- [What this task involves]: The records below must be copied in full; omit the images.

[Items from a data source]
******
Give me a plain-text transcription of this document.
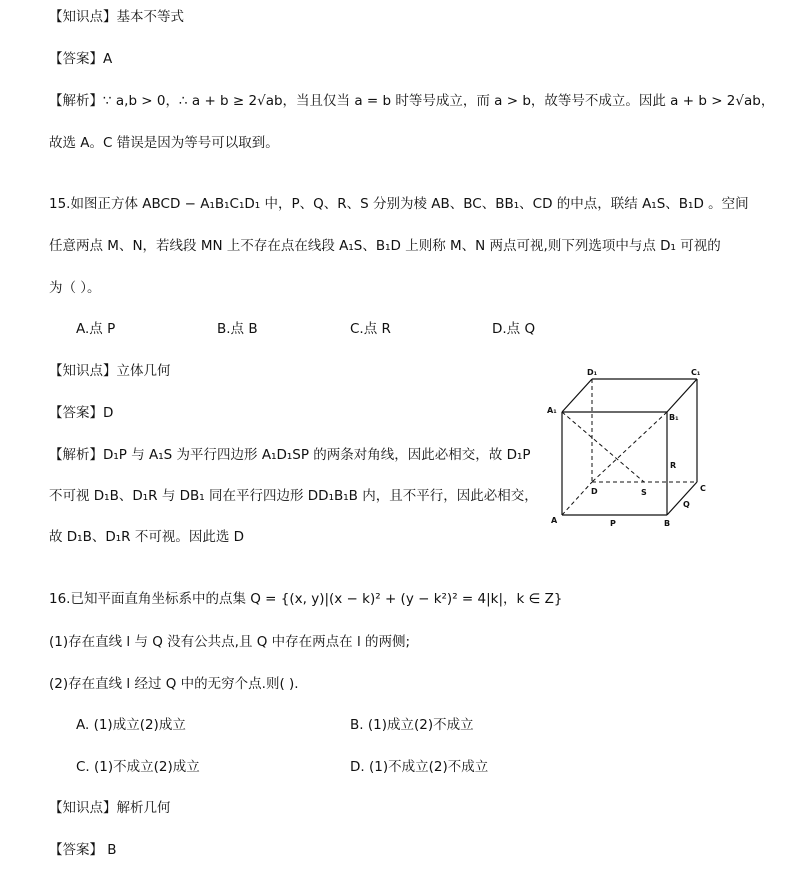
【知识点】基本不等式
【答案】A
【解析】∵ a,b > 0，∴ a + b ≥ 2√ab，当且仅当 a = b 时等号成立，而 a > b，故等号不成立。因此 a + b > 2√ab，
故选 A。C 错误是因为等号可以取到。
15.如图正方体 ABCD − A₁B₁C₁D₁ 中，P、Q、R、S 分别为棱 AB、BC、BB₁、CD 的中点，联结 A₁S、B₁D 。空间
任意两点 M、N，若线段 MN 上不存在点在线段 A₁S、B₁D 上则称 M、N 两点可视,则下列选项中与点 D₁ 可视的
为（ ）。
A.点 P	B.点 B	C.点 R	D.点 Q
【知识点】立体几何
【答案】D
【解析】D₁P 与 A₁S 为平行四边形 A₁D₁SP 的两条对角线，因此必相交，故 D₁P
不可视 D₁B、D₁R 与 DB₁ 同在平行四边形 DD₁B₁B 内，且不平行，因此必相交，
故 D₁B、D₁R 不可视。因此选 D
D₁	C₁
A₁
B₁
R
D	S	C
Q
A	P	B
16.已知平面直角坐标系中的点集 Q = {(x, y)|(x − k)² + (y − k²)² = 4|k|，k ∈ Z}
(1)存在直线 l 与 Q 没有公共点,且 Q 中存在两点在 l 的两侧;
(2)存在直线 l 经过 Q 中的无穷个点.则( ).
A. (1)成立(2)成立	B. (1)成立(2)不成立
C. (1)不成立(2)成立	D. (1)不成立(2)不成立
【知识点】解析几何
【答案】 B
******
- [Output below]:
Give me a plain-text transcription of this document.
【知识点】基本不等式
【答案】A
【解析】∵ a,b > 0，∴ a + b ≥ 2√ab，当且仅当 a = b 时等号成立，而 a > b，故等号不成立。因此 a + b > 2√ab，
故选 A。C 错误是因为等号可以取到。
15.如图正方体 ABCD − A₁B₁C₁D₁ 中，P、Q、R、S 分别为棱 AB、BC、BB₁、CD 的中点，联结 A₁S、B₁D 。空间
任意两点 M、N，若线段 MN 上不存在点在线段 A₁S、B₁D 上则称 M、N 两点可视,则下列选项中与点 D₁ 可视的
为（ ）。
A.点 P	B.点 B	C.点 R	D.点 Q
【知识点】立体几何
【答案】D
【解析】D₁P 与 A₁S 为平行四边形 A₁D₁SP 的两条对角线，因此必相交，故 D₁P
不可视 D₁B、D₁R 与 DB₁ 同在平行四边形 DD₁B₁B 内，且不平行，因此必相交，
故 D₁B、D₁R 不可视。因此选 D
D₁	C₁
A₁
B₁
R
D	S	C
Q
A	P	B
16.已知平面直角坐标系中的点集 Q = {(x, y)|(x − k)² + (y − k²)² = 4|k|，k ∈ Z}
(1)存在直线 l 与 Q 没有公共点,且 Q 中存在两点在 l 的两侧;
(2)存在直线 l 经过 Q 中的无穷个点.则( ).
A. (1)成立(2)成立	B. (1)成立(2)不成立
C. (1)不成立(2)成立	D. (1)不成立(2)不成立
【知识点】解析几何
【答案】 B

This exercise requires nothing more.